Exercise tasks:
[1] According to the court opinion, how much did Carol Johnene Morris pay as a cash down payment when she bought the farm equipment?
[2] Write the next part of the court opinion, picking up right after its last sentence.

Reading text:
*** Begin section ***

Court Opinion

ID: 3075136
Source: CourtListenerOpinion
Date Created: 2015-10-16 01:06:45.285207+00
Date Added: 2024-06-11T12:46:45.243126
License: Public Domain

Opinion filed May 22, 2014

                                    In The

        Eleventh Court of Appeals
                                  __________

                             No. 11-12-00079-CV
                                 __________

                 CAROL JOHNENE MORRIS, Appellant
                              V.
                    DEERE & COMPANY D/B/A
                  JOHN DEERE COMPANY, Appellee

                  On Appeal from County Court at Law No. 2
                          Midland County, Texas
                      Trial Court Cause No. CC15623

                     MEMORANDUM OPINION
      Appellant, Carol Johnene Morris, appeals from a summary judgment entered
in favor of Deere & Company d/b/a John Deere Company on its breach of contract
claim. Appellant raises four issues on appeal. We affirm.
                                   Background
      The summary judgment evidence shows that, in 2006, Appellant purchased
two pieces of farm equipment—a John Deere 790 Compact Utility Tractor and a
John Deere LX5 Rotary Cutter—from Deere’s dealer, B.E. Implement Partners,
Ltd., for a combined total of $13,600. Appellant made a $3,000 cash down
payment at the time of purchase and signed a bill of sale that contained a sales tax
exemption pursuant to Texas law and Texas Comptroller rulings. B.E. Implement
later delivered the equipment to Appellant’s residence. At the time of delivery,
however, Appellant had been arrested and was incarcerated. Apparently acting
pursuant to a power of attorney executed by Appellant, Carolyn Turner signed
Appellant’s name and initials on a document entitled “Retail Installment Contract –
Lien Contract – Security Interest,” as well as on a “Customer Purchase Order” for
the sale of the farm equipment. These documents provided for the financing of the
purchase of the farm equipment and required Appellant to make periodic payments
to Deere in the amount of $275 a month. Appellant denies that Turner had the
authority to sign any such documents on her behalf and claims that Turner’s
signature constituted an illegal forgery of Appellant’s name.

*** End section ***

Dataset entries:
*** Begin section ***

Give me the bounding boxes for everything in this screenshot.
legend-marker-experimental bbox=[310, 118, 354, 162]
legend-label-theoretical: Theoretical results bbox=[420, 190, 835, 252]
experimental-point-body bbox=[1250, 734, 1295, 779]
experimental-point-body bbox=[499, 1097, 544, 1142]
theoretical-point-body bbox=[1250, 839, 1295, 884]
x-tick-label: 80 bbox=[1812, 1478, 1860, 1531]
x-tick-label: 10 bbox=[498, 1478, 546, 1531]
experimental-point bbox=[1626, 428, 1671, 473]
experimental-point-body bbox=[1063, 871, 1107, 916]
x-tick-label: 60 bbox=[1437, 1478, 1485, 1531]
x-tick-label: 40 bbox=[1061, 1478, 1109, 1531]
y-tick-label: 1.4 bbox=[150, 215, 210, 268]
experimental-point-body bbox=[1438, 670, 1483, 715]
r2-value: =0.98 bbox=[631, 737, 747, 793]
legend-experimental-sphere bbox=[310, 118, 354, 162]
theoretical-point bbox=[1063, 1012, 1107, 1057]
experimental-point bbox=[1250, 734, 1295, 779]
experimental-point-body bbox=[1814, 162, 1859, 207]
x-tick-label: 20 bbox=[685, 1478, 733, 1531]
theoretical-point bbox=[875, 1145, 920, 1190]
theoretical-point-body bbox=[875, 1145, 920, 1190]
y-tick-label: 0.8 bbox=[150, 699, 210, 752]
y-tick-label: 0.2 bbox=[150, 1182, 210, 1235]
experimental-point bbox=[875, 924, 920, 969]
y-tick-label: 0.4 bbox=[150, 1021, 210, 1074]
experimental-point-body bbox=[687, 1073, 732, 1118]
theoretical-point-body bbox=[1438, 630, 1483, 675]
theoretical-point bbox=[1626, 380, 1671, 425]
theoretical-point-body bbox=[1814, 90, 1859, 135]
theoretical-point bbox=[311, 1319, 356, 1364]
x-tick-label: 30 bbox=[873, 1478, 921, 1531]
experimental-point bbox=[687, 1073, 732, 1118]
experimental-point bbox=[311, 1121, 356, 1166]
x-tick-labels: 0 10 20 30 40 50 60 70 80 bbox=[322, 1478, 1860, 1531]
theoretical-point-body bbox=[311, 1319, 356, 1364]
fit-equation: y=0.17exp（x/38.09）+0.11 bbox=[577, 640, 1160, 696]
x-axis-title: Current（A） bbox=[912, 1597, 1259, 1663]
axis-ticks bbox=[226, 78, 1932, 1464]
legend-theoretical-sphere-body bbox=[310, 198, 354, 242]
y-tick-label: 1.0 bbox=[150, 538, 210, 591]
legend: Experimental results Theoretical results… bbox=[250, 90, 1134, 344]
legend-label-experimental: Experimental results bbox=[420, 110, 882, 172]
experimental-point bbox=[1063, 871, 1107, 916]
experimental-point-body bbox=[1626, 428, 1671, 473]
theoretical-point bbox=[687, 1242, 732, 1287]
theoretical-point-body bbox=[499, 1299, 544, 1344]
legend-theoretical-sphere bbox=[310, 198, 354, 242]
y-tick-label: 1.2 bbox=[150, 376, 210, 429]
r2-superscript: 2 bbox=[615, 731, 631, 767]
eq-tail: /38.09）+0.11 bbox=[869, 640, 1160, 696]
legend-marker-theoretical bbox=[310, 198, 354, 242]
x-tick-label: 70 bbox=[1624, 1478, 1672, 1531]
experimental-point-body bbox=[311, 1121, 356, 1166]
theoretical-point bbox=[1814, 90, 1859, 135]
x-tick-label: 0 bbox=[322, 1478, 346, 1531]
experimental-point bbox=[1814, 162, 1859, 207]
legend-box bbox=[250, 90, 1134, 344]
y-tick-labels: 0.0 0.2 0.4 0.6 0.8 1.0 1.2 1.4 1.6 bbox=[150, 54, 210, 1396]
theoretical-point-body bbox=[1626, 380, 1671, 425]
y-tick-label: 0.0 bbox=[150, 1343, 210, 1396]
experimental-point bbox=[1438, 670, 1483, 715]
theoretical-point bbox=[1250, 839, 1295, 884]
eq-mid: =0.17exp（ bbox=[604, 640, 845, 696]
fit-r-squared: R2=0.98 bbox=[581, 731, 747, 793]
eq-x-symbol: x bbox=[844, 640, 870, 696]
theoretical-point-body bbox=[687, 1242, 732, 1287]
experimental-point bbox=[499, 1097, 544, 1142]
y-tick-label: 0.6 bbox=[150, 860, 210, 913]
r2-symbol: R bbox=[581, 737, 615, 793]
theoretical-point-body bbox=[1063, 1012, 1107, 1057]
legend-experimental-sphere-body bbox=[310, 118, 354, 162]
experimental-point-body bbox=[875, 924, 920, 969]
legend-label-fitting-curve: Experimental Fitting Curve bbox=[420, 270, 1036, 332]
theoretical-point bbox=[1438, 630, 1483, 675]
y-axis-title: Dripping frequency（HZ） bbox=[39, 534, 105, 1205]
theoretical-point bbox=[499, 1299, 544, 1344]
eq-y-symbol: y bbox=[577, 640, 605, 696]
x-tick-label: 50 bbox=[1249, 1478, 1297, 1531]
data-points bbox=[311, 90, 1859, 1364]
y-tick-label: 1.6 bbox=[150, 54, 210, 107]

*** End section ***

Answers by item:
[1] $3,000

[2]
      Over the next three years, Appellant made payments to Deere according to
the terms of the Retail Installment Contract. Appellant stopped making payments
under the contract after a payment she made on March 3, 2009. Appellant owed a
remaining balance of $4,788.45 in 2010.          Deere notified Appellant of her
outstanding balance and allowed her the opportunity to pay the amount prior to the
initiation of litigation. Deere subsequently filed the underlying suit for breach of
contract against Appellant upon her failure to make the remaining payments due
under the Retail Installment Contract. In its suit, Deere sought to collect the
outstanding balance on the farm equipment, pre- and post-judgment interest, court
costs, and attorney’s fees. Deere also sought a judgment to establish its right to
foreclose on the farm equipment as collateral for the loan.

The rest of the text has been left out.